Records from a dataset
--
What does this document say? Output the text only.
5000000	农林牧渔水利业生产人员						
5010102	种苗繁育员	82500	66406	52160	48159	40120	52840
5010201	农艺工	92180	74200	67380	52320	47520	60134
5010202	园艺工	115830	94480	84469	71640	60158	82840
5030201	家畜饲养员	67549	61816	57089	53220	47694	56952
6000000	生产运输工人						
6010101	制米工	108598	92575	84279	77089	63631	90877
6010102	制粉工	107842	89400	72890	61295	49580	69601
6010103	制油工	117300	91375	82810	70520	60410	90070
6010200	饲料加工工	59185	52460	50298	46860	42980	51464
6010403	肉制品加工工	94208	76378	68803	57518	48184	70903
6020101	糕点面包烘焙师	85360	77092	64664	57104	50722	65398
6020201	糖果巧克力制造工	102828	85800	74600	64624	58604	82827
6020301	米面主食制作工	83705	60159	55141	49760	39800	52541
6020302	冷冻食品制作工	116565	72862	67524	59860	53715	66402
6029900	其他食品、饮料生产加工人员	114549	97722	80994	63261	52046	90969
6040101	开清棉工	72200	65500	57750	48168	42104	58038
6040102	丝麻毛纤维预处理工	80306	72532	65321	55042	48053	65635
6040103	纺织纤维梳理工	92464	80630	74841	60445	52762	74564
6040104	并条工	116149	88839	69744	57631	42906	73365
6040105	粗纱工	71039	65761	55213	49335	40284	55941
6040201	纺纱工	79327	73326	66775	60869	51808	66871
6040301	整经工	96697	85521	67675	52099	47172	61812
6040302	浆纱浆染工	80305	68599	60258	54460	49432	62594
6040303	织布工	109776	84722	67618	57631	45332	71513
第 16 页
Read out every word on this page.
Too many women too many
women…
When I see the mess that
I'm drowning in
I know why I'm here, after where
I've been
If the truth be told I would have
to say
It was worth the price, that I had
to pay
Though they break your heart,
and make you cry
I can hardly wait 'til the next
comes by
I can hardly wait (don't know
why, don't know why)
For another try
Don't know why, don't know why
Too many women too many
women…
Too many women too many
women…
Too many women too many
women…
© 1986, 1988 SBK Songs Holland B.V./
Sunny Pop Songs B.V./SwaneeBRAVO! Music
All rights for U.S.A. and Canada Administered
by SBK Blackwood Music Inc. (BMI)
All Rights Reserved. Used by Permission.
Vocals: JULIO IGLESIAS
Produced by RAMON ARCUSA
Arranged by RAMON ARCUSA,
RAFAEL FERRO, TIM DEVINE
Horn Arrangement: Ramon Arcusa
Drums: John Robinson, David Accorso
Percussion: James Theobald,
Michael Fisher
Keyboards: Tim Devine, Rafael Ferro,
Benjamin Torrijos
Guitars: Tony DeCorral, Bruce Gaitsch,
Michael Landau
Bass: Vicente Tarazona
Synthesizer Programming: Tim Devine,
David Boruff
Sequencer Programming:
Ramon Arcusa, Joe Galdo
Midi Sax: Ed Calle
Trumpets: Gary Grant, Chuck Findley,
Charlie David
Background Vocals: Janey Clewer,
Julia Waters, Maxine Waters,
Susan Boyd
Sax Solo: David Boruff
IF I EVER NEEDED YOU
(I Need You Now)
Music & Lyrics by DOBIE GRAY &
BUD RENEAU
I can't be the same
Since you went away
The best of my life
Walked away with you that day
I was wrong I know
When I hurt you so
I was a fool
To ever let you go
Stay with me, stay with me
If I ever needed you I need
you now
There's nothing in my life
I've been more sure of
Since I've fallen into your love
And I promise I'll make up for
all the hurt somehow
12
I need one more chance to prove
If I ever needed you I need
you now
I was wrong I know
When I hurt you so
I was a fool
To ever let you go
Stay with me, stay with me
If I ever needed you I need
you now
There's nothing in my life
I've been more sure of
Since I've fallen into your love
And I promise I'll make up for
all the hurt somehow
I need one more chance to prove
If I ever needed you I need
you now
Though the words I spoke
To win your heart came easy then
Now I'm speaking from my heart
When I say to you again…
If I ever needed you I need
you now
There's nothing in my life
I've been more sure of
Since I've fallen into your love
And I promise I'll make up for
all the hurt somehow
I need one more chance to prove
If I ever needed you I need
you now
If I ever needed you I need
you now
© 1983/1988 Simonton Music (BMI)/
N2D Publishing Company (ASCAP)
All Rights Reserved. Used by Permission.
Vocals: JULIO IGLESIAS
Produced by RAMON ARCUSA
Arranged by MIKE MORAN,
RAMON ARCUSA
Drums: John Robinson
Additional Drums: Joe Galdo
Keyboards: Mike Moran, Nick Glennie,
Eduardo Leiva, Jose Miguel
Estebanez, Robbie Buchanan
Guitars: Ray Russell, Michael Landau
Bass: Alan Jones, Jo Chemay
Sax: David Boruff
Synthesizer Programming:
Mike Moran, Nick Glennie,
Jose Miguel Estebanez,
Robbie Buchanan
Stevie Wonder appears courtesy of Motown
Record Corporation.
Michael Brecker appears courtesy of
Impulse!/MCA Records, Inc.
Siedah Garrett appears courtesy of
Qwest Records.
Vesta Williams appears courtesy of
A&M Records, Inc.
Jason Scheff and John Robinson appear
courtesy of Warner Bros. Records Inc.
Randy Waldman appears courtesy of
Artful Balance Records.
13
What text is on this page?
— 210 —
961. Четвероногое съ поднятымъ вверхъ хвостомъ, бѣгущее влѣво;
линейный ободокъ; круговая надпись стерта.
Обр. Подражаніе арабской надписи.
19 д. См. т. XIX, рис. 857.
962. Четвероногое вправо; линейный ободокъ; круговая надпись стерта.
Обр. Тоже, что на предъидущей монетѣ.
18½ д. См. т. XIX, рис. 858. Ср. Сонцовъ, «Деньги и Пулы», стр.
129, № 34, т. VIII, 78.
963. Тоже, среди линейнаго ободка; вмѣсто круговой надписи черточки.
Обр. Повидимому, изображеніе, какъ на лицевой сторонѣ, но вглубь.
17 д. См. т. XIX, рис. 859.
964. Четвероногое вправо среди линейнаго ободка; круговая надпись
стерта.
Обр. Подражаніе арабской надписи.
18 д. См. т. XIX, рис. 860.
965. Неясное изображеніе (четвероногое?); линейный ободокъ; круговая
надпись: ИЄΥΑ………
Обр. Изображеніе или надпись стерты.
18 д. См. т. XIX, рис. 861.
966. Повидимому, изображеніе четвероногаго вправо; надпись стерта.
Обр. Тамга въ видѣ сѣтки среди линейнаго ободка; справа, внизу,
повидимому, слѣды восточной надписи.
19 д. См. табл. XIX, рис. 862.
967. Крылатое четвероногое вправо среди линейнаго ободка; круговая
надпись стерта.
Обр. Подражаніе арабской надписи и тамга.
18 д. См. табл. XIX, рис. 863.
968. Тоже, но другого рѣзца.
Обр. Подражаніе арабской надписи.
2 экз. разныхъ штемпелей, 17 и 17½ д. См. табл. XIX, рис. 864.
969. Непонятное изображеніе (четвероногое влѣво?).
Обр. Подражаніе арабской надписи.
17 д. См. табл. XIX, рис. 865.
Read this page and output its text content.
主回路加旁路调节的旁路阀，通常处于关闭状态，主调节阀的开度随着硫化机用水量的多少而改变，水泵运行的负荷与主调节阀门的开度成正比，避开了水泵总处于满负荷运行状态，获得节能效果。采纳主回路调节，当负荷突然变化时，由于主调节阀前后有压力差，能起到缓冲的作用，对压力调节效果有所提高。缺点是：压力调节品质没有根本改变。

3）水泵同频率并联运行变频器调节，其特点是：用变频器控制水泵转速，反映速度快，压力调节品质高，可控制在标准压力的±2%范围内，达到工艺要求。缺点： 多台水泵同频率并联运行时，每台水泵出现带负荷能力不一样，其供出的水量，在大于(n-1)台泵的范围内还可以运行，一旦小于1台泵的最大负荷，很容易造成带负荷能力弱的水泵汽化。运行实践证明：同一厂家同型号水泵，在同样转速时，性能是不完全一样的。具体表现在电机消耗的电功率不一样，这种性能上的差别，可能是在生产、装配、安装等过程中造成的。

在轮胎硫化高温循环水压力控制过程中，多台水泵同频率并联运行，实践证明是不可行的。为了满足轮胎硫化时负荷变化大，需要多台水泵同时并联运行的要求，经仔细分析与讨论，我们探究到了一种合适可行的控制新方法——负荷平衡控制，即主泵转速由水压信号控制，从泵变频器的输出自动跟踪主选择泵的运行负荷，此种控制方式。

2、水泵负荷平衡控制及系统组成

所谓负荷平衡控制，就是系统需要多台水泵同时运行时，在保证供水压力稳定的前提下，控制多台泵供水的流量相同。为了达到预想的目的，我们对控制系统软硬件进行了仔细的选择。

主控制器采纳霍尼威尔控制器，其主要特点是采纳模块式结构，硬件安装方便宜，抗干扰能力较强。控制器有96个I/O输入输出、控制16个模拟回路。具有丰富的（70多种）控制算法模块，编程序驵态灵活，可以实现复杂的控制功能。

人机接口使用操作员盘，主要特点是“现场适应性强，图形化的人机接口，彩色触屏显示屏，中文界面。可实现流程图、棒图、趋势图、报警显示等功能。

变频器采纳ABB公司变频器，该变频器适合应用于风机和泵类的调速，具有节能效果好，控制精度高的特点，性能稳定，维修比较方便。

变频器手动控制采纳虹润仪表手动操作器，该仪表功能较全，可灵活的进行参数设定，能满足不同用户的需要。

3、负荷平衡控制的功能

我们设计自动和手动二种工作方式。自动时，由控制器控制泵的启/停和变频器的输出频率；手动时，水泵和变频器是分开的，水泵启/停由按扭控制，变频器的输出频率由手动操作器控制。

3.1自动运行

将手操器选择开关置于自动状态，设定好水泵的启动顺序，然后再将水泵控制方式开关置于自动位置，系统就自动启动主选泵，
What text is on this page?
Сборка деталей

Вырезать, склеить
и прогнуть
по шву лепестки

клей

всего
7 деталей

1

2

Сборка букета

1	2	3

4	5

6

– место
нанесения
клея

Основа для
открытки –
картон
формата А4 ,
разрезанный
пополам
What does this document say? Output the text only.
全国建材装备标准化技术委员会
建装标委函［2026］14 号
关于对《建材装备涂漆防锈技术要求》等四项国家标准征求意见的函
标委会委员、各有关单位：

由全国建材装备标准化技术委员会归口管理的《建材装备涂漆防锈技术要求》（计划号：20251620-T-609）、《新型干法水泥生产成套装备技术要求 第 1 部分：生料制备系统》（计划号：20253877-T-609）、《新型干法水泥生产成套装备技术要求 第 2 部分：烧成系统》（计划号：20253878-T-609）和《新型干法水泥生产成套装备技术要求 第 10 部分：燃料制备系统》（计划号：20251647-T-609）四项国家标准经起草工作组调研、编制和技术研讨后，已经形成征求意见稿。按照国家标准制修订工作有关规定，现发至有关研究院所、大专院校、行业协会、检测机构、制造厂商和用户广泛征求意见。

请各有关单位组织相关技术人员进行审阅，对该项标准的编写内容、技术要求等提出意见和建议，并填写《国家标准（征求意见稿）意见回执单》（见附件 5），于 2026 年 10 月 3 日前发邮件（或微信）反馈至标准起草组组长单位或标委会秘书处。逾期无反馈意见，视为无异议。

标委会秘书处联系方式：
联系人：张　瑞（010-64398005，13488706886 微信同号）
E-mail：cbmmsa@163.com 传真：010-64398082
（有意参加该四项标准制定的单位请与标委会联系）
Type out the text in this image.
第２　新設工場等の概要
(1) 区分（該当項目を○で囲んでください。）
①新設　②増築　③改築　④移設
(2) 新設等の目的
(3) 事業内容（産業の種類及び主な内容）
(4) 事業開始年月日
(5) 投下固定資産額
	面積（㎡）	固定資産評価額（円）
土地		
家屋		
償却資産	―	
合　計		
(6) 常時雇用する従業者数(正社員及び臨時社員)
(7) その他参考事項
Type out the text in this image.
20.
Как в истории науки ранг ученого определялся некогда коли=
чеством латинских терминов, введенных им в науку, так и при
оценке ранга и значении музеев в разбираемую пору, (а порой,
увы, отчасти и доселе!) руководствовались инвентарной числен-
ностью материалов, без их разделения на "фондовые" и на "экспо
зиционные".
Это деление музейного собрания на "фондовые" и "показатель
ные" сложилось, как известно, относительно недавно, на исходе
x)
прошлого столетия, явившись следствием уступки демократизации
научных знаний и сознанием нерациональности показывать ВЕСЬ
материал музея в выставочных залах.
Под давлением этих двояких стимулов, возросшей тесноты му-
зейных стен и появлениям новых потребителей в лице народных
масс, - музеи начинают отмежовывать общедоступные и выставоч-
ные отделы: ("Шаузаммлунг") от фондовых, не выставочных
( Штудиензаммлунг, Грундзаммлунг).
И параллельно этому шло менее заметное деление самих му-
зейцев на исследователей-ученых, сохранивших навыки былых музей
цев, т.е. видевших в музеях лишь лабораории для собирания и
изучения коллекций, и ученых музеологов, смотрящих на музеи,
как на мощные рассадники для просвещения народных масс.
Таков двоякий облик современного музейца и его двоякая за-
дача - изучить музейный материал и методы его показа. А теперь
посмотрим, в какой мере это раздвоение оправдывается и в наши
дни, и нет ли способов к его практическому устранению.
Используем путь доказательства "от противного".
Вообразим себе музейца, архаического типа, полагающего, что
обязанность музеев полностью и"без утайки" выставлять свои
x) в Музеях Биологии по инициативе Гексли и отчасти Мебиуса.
--
◆ TASK TO COMPLETE:
From the listing above, pick out each line where the word "Drums" appears.

◆ COMPLETE RESPONSE:
Drums: John Robinson, David Accorso
Drums: John Robinson
Additional Drums: Joe Galdo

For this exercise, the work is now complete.